**Exercise aim**
Copy out each line that mentions the word "freesurfer".

**Stored records**
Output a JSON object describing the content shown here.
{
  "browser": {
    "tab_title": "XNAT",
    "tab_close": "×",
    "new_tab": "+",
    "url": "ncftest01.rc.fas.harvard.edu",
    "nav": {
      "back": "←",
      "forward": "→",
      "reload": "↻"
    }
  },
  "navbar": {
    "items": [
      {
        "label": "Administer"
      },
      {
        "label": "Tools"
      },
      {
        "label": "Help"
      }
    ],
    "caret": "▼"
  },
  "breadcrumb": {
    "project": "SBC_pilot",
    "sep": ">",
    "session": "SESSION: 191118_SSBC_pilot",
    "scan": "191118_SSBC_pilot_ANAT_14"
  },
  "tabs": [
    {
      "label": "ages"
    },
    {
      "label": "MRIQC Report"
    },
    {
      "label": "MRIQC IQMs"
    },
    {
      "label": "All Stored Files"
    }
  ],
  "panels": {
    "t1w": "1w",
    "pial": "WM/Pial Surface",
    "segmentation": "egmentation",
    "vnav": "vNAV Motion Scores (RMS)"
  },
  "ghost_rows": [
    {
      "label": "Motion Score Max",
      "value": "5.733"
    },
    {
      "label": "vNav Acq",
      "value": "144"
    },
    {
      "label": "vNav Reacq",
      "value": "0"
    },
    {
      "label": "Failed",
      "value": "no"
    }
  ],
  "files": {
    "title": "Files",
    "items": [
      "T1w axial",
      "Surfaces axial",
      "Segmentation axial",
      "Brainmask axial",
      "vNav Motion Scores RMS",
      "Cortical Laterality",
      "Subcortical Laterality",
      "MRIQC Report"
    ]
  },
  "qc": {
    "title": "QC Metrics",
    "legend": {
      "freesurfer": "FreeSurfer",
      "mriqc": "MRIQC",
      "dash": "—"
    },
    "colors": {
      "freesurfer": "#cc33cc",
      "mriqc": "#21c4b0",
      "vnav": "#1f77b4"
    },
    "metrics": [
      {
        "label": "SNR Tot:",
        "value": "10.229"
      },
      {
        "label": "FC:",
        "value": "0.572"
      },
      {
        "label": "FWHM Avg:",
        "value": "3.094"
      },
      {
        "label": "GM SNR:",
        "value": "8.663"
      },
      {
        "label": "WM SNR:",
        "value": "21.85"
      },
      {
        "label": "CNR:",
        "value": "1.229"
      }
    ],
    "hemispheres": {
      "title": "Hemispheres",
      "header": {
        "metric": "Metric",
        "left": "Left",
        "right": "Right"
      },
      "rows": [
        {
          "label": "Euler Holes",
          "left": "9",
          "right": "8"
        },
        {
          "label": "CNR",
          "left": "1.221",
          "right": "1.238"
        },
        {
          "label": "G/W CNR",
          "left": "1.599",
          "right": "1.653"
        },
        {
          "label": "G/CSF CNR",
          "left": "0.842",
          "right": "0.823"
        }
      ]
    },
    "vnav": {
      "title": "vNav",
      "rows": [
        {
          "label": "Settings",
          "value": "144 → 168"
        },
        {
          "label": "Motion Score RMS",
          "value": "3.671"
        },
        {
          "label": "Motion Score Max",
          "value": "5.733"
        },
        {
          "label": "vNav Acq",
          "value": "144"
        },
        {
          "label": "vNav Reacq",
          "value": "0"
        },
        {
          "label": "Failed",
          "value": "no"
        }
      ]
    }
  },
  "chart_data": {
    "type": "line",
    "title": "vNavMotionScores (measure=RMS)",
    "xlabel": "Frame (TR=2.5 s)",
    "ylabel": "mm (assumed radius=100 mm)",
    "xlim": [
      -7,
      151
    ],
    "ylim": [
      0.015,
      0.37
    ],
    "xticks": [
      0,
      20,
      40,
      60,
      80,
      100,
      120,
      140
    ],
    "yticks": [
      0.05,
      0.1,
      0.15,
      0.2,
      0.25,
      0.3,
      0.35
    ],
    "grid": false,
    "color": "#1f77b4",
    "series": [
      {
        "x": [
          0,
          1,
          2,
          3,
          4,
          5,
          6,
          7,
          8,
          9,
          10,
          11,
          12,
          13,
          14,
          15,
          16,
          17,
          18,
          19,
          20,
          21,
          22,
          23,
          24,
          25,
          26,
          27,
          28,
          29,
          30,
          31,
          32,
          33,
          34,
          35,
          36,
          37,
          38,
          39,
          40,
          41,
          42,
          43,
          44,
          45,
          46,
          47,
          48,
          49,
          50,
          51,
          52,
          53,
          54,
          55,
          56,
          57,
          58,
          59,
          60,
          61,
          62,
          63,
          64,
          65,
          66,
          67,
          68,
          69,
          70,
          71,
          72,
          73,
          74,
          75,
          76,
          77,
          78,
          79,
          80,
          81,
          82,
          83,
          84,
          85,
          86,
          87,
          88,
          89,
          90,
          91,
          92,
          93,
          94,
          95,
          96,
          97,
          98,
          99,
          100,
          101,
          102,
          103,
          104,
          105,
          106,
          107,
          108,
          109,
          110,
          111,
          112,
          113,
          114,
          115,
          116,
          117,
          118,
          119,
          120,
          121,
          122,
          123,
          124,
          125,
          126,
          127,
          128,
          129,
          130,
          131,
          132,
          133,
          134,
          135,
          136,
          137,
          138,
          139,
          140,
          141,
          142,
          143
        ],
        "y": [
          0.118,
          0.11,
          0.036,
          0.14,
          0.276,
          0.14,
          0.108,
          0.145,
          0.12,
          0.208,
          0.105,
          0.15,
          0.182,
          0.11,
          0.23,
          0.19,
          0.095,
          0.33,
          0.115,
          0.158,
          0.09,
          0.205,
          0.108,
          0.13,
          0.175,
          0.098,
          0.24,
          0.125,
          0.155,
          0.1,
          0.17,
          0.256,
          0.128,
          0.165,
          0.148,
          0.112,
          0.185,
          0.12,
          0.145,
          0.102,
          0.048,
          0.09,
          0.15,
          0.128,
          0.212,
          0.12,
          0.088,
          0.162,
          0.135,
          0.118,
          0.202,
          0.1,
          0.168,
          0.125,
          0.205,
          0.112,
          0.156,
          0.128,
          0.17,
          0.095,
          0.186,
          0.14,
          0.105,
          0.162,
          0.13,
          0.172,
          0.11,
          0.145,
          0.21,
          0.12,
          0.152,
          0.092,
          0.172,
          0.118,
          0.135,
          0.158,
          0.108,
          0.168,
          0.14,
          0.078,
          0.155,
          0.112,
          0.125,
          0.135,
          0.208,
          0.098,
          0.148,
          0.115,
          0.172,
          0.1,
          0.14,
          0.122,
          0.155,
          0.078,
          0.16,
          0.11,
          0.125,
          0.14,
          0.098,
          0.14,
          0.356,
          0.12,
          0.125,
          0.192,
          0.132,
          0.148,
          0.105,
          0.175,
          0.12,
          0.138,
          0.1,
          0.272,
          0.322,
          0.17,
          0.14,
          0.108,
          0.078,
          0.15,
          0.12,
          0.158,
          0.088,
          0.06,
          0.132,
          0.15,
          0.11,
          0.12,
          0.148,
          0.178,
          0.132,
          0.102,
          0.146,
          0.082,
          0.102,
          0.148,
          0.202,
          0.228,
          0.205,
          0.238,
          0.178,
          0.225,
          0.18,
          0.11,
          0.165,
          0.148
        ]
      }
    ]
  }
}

**Response below**
      "freesurfer": "FreeSurfer",
      "freesurfer": "#cc33cc",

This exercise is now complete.